Dataset rows
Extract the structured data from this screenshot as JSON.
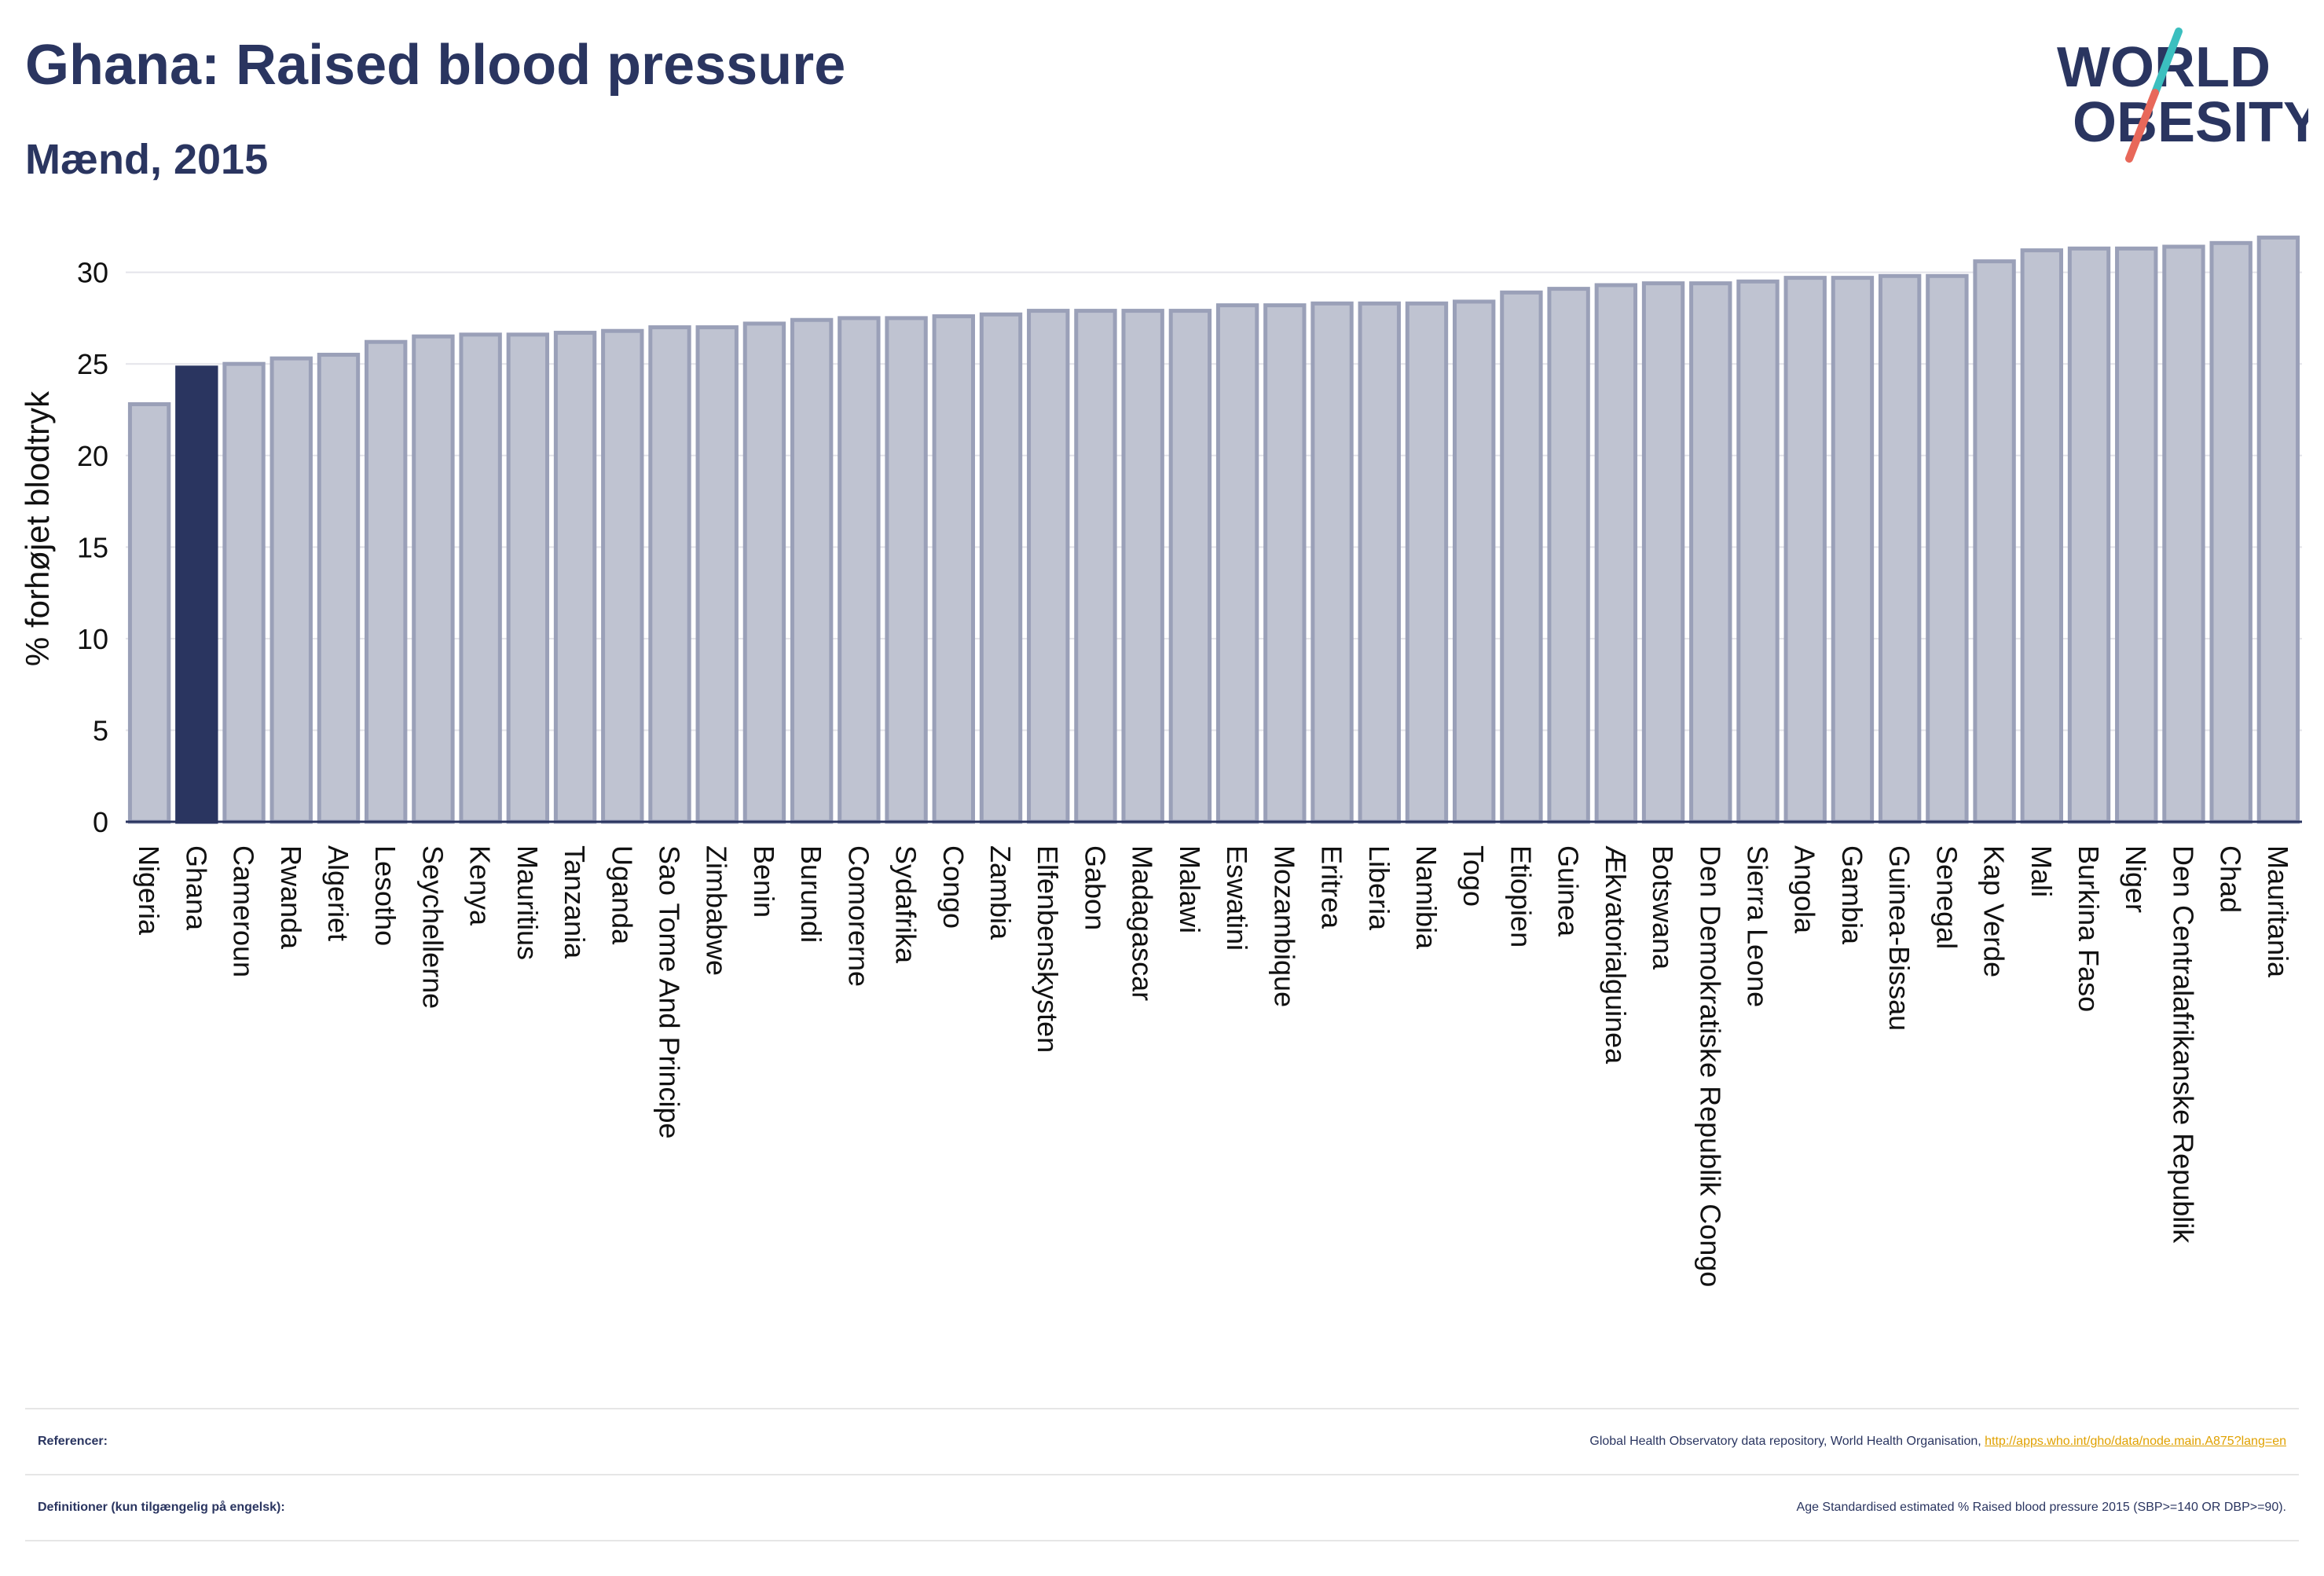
{
  "header": {
    "title": "Ghana: Raised blood pressure",
    "subtitle": "Mænd, 2015"
  },
  "logo": {
    "line1": "WORLD",
    "line2": "OBESITY",
    "accent_colors": [
      "#3bbfbf",
      "#e8685a"
    ]
  },
  "footer": {
    "references_label": "Referencer:",
    "references_text": "Global Health Observatory data repository, World Health Organisation, ",
    "references_link": "http://apps.who.int/gho/data/node.main.A875?lang=en",
    "definitions_label": "Definitioner (kun tilgængelig på engelsk):",
    "definitions_text": "Age Standardised estimated % Raised blood pressure 2015 (SBP>=140 OR DBP>=90)."
  },
  "colors": {
    "highlight": "#2a3560",
    "bar_fill": "#bfc3d1",
    "bar_stroke": "#9aa0b8"
  },
  "chart_data": {
    "type": "bar",
    "ylabel": "% forhøjet blodtryk",
    "ylim": [
      0,
      32
    ],
    "yticks": [
      0,
      5,
      10,
      15,
      20,
      25,
      30
    ],
    "grid": true,
    "highlight": "Ghana",
    "categories": [
      "Nigeria",
      "Ghana",
      "Cameroun",
      "Rwanda",
      "Algeriet",
      "Lesotho",
      "Seychellerne",
      "Kenya",
      "Mauritius",
      "Tanzania",
      "Uganda",
      "Sao Tome And Principe",
      "Zimbabwe",
      "Benin",
      "Burundi",
      "Comorerne",
      "Sydafrika",
      "Congo",
      "Zambia",
      "Elfenbenskysten",
      "Gabon",
      "Madagascar",
      "Malawi",
      "Eswatini",
      "Mozambique",
      "Eritrea",
      "Liberia",
      "Namibia",
      "Togo",
      "Etiopien",
      "Guinea",
      "Ækvatorialguinea",
      "Botswana",
      "Den Demokratiske Republik Congo",
      "Sierra Leone",
      "Angola",
      "Gambia",
      "Guinea-Bissau",
      "Senegal",
      "Kap Verde",
      "Mali",
      "Burkina Faso",
      "Niger",
      "Den Centralafrikanske Republik",
      "Chad",
      "Mauritania"
    ],
    "values": [
      22.8,
      24.8,
      25.0,
      25.3,
      25.5,
      26.2,
      26.5,
      26.6,
      26.6,
      26.7,
      26.8,
      27.0,
      27.0,
      27.2,
      27.4,
      27.5,
      27.5,
      27.6,
      27.7,
      27.9,
      27.9,
      27.9,
      27.9,
      28.2,
      28.2,
      28.3,
      28.3,
      28.3,
      28.4,
      28.9,
      29.1,
      29.3,
      29.4,
      29.4,
      29.5,
      29.7,
      29.7,
      29.8,
      29.8,
      30.6,
      31.2,
      31.3,
      31.3,
      31.4,
      31.6,
      31.9
    ]
  }
}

### The exercise
Leave out the pictures and return every record word for word.

### Complete answer
Extract the structured data from this screenshot as JSON.
{
  "header": {
    "title": "Ghana: Raised blood pressure",
    "subtitle": "Mænd, 2015"
  },
  "logo": {
    "line1": "WORLD",
    "line2": "OBESITY",
    "accent_colors": [
      "#3bbfbf",
      "#e8685a"
    ]
  },
  "footer": {
    "references_label": "Referencer:",
    "references_text": "Global Health Observatory data repository, World Health Organisation, ",
    "references_link": "http://apps.who.int/gho/data/node.main.A875?lang=en",
    "definitions_label": "Definitioner (kun tilgængelig på engelsk):",
    "definitions_text": "Age Standardised estimated % Raised blood pressure 2015 (SBP>=140 OR DBP>=90)."
  },
  "colors": {
    "highlight": "#2a3560",
    "bar_fill": "#bfc3d1",
    "bar_stroke": "#9aa0b8"
  },
  "chart_data": {
    "type": "bar",
    "ylabel": "% forhøjet blodtryk",
    "ylim": [
      0,
      32
    ],
    "yticks": [
      0,
      5,
      10,
      15,
      20,
      25,
      30
    ],
    "grid": true,
    "highlight": "Ghana",
    "categories": [
      "Nigeria",
      "Ghana",
      "Cameroun",
      "Rwanda",
      "Algeriet",
      "Lesotho",
      "Seychellerne",
      "Kenya",
      "Mauritius",
      "Tanzania",
      "Uganda",
      "Sao Tome And Principe",
      "Zimbabwe",
      "Benin",
      "Burundi",
      "Comorerne",
      "Sydafrika",
      "Congo",
      "Zambia",
      "Elfenbenskysten",
      "Gabon",
      "Madagascar",
      "Malawi",
      "Eswatini",
      "Mozambique",
      "Eritrea",
      "Liberia",
      "Namibia",
      "Togo",
      "Etiopien",
      "Guinea",
      "Ækvatorialguinea",
      "Botswana",
      "Den Demokratiske Republik Congo",
      "Sierra Leone",
      "Angola",
      "Gambia",
      "Guinea-Bissau",
      "Senegal",
      "Kap Verde",
      "Mali",
      "Burkina Faso",
      "Niger",
      "Den Centralafrikanske Republik",
      "Chad",
      "Mauritania"
    ],
    "values": [
      22.8,
      24.8,
      25.0,
      25.3,
      25.5,
      26.2,
      26.5,
      26.6,
      26.6,
      26.7,
      26.8,
      27.0,
      27.0,
      27.2,
      27.4,
      27.5,
      27.5,
      27.6,
      27.7,
      27.9,
      27.9,
      27.9,
      27.9,
      28.2,
      28.2,
      28.3,
      28.3,
      28.3,
      28.4,
      28.9,
      29.1,
      29.3,
      29.4,
      29.4,
      29.5,
      29.7,
      29.7,
      29.8,
      29.8,
      30.6,
      31.2,
      31.3,
      31.3,
      31.4,
      31.6,
      31.9
    ]
  }
}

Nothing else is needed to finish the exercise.